▶
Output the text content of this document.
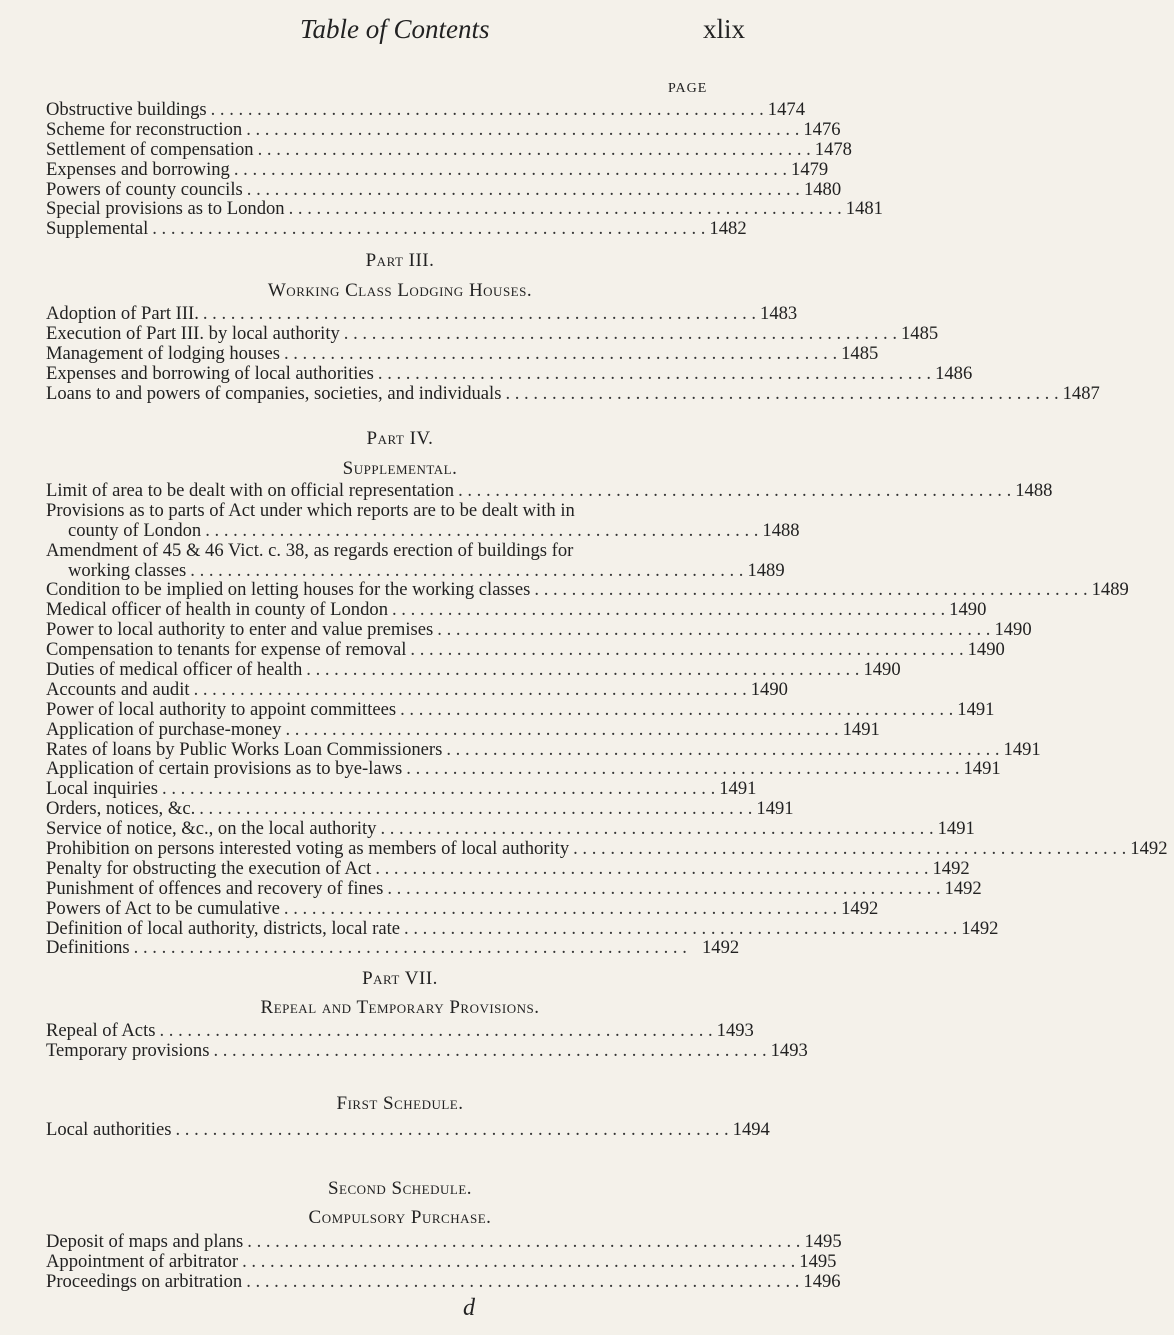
Table of Contents	xlix
PAGE
Obstructive buildings . . . . . . . . . . . . . . . . . . . . . . . . . . . . . . . . . . . . . . . . . . . . . . . . . . . . . . . . . . . . 1474
Scheme for reconstruction . . . . . . . . . . . . . . . . . . . . . . . . . . . . . . . . . . . . . . . . . . . . . . . . . . . . . . . . . . . . 1476
Settlement of compensation . . . . . . . . . . . . . . . . . . . . . . . . . . . . . . . . . . . . . . . . . . . . . . . . . . . . . . . . . . . . 1478
Expenses and borrowing . . . . . . . . . . . . . . . . . . . . . . . . . . . . . . . . . . . . . . . . . . . . . . . . . . . . . . . . . . . . 1479
Powers of county councils . . . . . . . . . . . . . . . . . . . . . . . . . . . . . . . . . . . . . . . . . . . . . . . . . . . . . . . . . . . . 1480
Special provisions as to London . . . . . . . . . . . . . . . . . . . . . . . . . . . . . . . . . . . . . . . . . . . . . . . . . . . . . . . . . . . . 1481
Supplemental . . . . . . . . . . . . . . . . . . . . . . . . . . . . . . . . . . . . . . . . . . . . . . . . . . . . . . . . . . . . 1482
Part III.
Working Class Lodging Houses.
Adoption of Part III. . . . . . . . . . . . . . . . . . . . . . . . . . . . . . . . . . . . . . . . . . . . . . . . . . . . . . . . . . . . . 1483
Execution of Part III. by local authority . . . . . . . . . . . . . . . . . . . . . . . . . . . . . . . . . . . . . . . . . . . . . . . . . . . . . . . . . . . . 1485
Management of lodging houses . . . . . . . . . . . . . . . . . . . . . . . . . . . . . . . . . . . . . . . . . . . . . . . . . . . . . . . . . . . . 1485
Expenses and borrowing of local authorities . . . . . . . . . . . . . . . . . . . . . . . . . . . . . . . . . . . . . . . . . . . . . . . . . . . . . . . . . . . . 1486
Loans to and powers of companies, societies, and individuals . . . . . . . . . . . . . . . . . . . . . . . . . . . . . . . . . . . . . . . . . . . . . . . . . . . . . . . . . . . . 1487
Part IV.
Supplemental.
Limit of area to be dealt with on official representation . . . . . . . . . . . . . . . . . . . . . . . . . . . . . . . . . . . . . . . . . . . . . . . . . . . . . . . . . . . . 1488
Provisions as to parts of Act under which reports are to be dealt with in
county of London . . . . . . . . . . . . . . . . . . . . . . . . . . . . . . . . . . . . . . . . . . . . . . . . . . . . . . . . . . . . 1488
Amendment of 45 & 46 Vict. c. 38, as regards erection of buildings for
working classes . . . . . . . . . . . . . . . . . . . . . . . . . . . . . . . . . . . . . . . . . . . . . . . . . . . . . . . . . . . . 1489
Condition to be implied on letting houses for the working classes . . . . . . . . . . . . . . . . . . . . . . . . . . . . . . . . . . . . . . . . . . . . . . . . . . . . . . . . . . . . 1489
Medical officer of health in county of London . . . . . . . . . . . . . . . . . . . . . . . . . . . . . . . . . . . . . . . . . . . . . . . . . . . . . . . . . . . . 1490
Power to local authority to enter and value premises . . . . . . . . . . . . . . . . . . . . . . . . . . . . . . . . . . . . . . . . . . . . . . . . . . . . . . . . . . . . 1490
Compensation to tenants for expense of removal . . . . . . . . . . . . . . . . . . . . . . . . . . . . . . . . . . . . . . . . . . . . . . . . . . . . . . . . . . . . 1490
Duties of medical officer of health . . . . . . . . . . . . . . . . . . . . . . . . . . . . . . . . . . . . . . . . . . . . . . . . . . . . . . . . . . . . 1490
Accounts and audit . . . . . . . . . . . . . . . . . . . . . . . . . . . . . . . . . . . . . . . . . . . . . . . . . . . . . . . . . . . . 1490
Power of local authority to appoint committees . . . . . . . . . . . . . . . . . . . . . . . . . . . . . . . . . . . . . . . . . . . . . . . . . . . . . . . . . . . . 1491
Application of purchase-money . . . . . . . . . . . . . . . . . . . . . . . . . . . . . . . . . . . . . . . . . . . . . . . . . . . . . . . . . . . . 1491
Rates of loans by Public Works Loan Commissioners . . . . . . . . . . . . . . . . . . . . . . . . . . . . . . . . . . . . . . . . . . . . . . . . . . . . . . . . . . . . 1491
Application of certain provisions as to bye-laws . . . . . . . . . . . . . . . . . . . . . . . . . . . . . . . . . . . . . . . . . . . . . . . . . . . . . . . . . . . . 1491
Local inquiries . . . . . . . . . . . . . . . . . . . . . . . . . . . . . . . . . . . . . . . . . . . . . . . . . . . . . . . . . . . . 1491
Orders, notices, &c. . . . . . . . . . . . . . . . . . . . . . . . . . . . . . . . . . . . . . . . . . . . . . . . . . . . . . . . . . . . . 1491
Service of notice, &c., on the local authority . . . . . . . . . . . . . . . . . . . . . . . . . . . . . . . . . . . . . . . . . . . . . . . . . . . . . . . . . . . . 1491
Prohibition on persons interested voting as members of local authority . . . . . . . . . . . . . . . . . . . . . . . . . . . . . . . . . . . . . . . . . . . . . . . . . . . . . . . . . . . . 1492
Penalty for obstructing the execution of Act . . . . . . . . . . . . . . . . . . . . . . . . . . . . . . . . . . . . . . . . . . . . . . . . . . . . . . . . . . . . 1492
Punishment of offences and recovery of fines . . . . . . . . . . . . . . . . . . . . . . . . . . . . . . . . . . . . . . . . . . . . . . . . . . . . . . . . . . . . 1492
Powers of Act to be cumulative . . . . . . . . . . . . . . . . . . . . . . . . . . . . . . . . . . . . . . . . . . . . . . . . . . . . . . . . . . . . 1492
Definition of local authority, districts, local rate . . . . . . . . . . . . . . . . . . . . . . . . . . . . . . . . . . . . . . . . . . . . . . . . . . . . . . . . . . . . 1492
Definitions . . . . . . . . . . . . . . . . . . . . . . . . . . . . . . . . . . . . . . . . . . . . . . . . . . . . . . . . . . . . 1492
Part VII.
Repeal and Temporary Provisions.
Repeal of Acts . . . . . . . . . . . . . . . . . . . . . . . . . . . . . . . . . . . . . . . . . . . . . . . . . . . . . . . . . . . . 1493
Temporary provisions . . . . . . . . . . . . . . . . . . . . . . . . . . . . . . . . . . . . . . . . . . . . . . . . . . . . . . . . . . . . 1493
First Schedule.
Local authorities . . . . . . . . . . . . . . . . . . . . . . . . . . . . . . . . . . . . . . . . . . . . . . . . . . . . . . . . . . . . 1494
Second Schedule.
Compulsory Purchase.
Deposit of maps and plans . . . . . . . . . . . . . . . . . . . . . . . . . . . . . . . . . . . . . . . . . . . . . . . . . . . . . . . . . . . . 1495
Appointment of arbitrator . . . . . . . . . . . . . . . . . . . . . . . . . . . . . . . . . . . . . . . . . . . . . . . . . . . . . . . . . . . . 1495
Proceedings on arbitration . . . . . . . . . . . . . . . . . . . . . . . . . . . . . . . . . . . . . . . . . . . . . . . . . . . . . . . . . . . . 1496
d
◀
EXERCISE TASK »
Which lines of the data above contain "Application"? Copy each one.

SOLUTION FOR THIS TASK »
Application of purchase-money . . . . . . . . . . . . . . . . . . . . . . . . . . . . . . . . . . . . . . . . . . . . . . . . . . . . . . . . . . . . 1491
Application of certain provisions as to bye-laws . . . . . . . . . . . . . . . . . . . . . . . . . . . . . . . . . . . . . . . . . . . . . . . . . . . . . . . . . . . . 1491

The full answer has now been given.